Your instructions —
From the listing below, pull out every line that contains the string "panel", matching its case exactly.

Material —
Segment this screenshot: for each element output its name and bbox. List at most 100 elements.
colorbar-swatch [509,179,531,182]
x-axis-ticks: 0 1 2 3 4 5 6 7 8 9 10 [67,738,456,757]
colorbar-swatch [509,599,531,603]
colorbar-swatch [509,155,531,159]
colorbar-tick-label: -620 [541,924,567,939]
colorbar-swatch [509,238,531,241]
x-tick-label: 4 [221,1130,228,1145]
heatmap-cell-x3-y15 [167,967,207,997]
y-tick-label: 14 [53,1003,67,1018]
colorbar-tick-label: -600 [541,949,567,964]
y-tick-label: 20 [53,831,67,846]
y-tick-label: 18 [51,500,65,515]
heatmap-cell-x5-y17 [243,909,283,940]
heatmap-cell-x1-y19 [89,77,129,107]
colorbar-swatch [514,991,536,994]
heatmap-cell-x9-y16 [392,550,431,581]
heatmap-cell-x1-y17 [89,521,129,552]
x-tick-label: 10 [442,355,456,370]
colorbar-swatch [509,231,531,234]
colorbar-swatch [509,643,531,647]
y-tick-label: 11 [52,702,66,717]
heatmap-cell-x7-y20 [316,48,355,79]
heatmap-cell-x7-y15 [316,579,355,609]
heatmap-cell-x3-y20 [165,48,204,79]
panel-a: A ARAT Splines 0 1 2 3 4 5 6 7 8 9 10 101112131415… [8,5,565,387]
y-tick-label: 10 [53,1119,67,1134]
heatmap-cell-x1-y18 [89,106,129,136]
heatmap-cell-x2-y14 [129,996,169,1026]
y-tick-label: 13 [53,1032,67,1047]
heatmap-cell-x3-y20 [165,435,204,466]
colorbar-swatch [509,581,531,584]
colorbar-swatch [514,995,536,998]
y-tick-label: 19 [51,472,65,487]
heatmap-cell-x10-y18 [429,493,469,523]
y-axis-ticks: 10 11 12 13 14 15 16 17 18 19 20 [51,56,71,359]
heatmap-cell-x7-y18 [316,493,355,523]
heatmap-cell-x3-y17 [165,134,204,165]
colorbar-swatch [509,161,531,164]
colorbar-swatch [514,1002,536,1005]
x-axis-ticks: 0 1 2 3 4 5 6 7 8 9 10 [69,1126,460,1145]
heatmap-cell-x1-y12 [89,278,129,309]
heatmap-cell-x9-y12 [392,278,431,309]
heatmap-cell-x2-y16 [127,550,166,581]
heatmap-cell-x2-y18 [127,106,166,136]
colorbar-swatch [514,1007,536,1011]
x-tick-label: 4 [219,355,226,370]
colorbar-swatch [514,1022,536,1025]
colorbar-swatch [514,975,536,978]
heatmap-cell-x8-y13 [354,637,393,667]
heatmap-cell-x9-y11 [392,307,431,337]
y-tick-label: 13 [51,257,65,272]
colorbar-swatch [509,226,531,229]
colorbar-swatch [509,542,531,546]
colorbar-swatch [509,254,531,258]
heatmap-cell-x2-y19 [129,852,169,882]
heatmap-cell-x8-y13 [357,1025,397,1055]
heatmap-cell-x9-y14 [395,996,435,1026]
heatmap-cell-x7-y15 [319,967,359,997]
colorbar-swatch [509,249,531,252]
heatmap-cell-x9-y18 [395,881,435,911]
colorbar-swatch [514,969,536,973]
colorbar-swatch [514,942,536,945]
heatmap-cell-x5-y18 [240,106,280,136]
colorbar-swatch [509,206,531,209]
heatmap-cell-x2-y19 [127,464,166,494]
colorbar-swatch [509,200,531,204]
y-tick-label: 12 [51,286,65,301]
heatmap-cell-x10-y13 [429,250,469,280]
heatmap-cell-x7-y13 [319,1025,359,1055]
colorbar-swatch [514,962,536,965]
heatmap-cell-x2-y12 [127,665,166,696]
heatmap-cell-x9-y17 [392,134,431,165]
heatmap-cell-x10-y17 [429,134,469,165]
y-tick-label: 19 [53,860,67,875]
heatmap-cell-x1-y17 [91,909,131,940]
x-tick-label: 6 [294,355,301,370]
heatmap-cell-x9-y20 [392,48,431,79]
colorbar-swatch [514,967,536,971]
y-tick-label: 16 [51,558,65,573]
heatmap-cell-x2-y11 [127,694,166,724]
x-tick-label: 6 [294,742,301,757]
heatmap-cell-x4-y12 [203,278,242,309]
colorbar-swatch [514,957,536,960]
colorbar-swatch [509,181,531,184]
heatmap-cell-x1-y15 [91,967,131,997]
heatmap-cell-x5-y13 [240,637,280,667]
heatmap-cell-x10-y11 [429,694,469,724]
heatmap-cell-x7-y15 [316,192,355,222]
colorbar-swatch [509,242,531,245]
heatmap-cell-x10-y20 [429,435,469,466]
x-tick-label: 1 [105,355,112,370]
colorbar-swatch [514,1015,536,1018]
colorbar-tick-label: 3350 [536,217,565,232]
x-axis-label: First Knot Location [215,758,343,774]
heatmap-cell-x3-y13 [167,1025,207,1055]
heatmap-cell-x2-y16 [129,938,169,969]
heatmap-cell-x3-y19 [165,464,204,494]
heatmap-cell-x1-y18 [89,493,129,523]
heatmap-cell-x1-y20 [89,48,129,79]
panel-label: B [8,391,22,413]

The solution —
panel-a: A ARAT Splines 0 1 2 3 4 5 6 7 8 9 10 101112131415… [8,5,565,387]
panel-label: B [8,391,22,413]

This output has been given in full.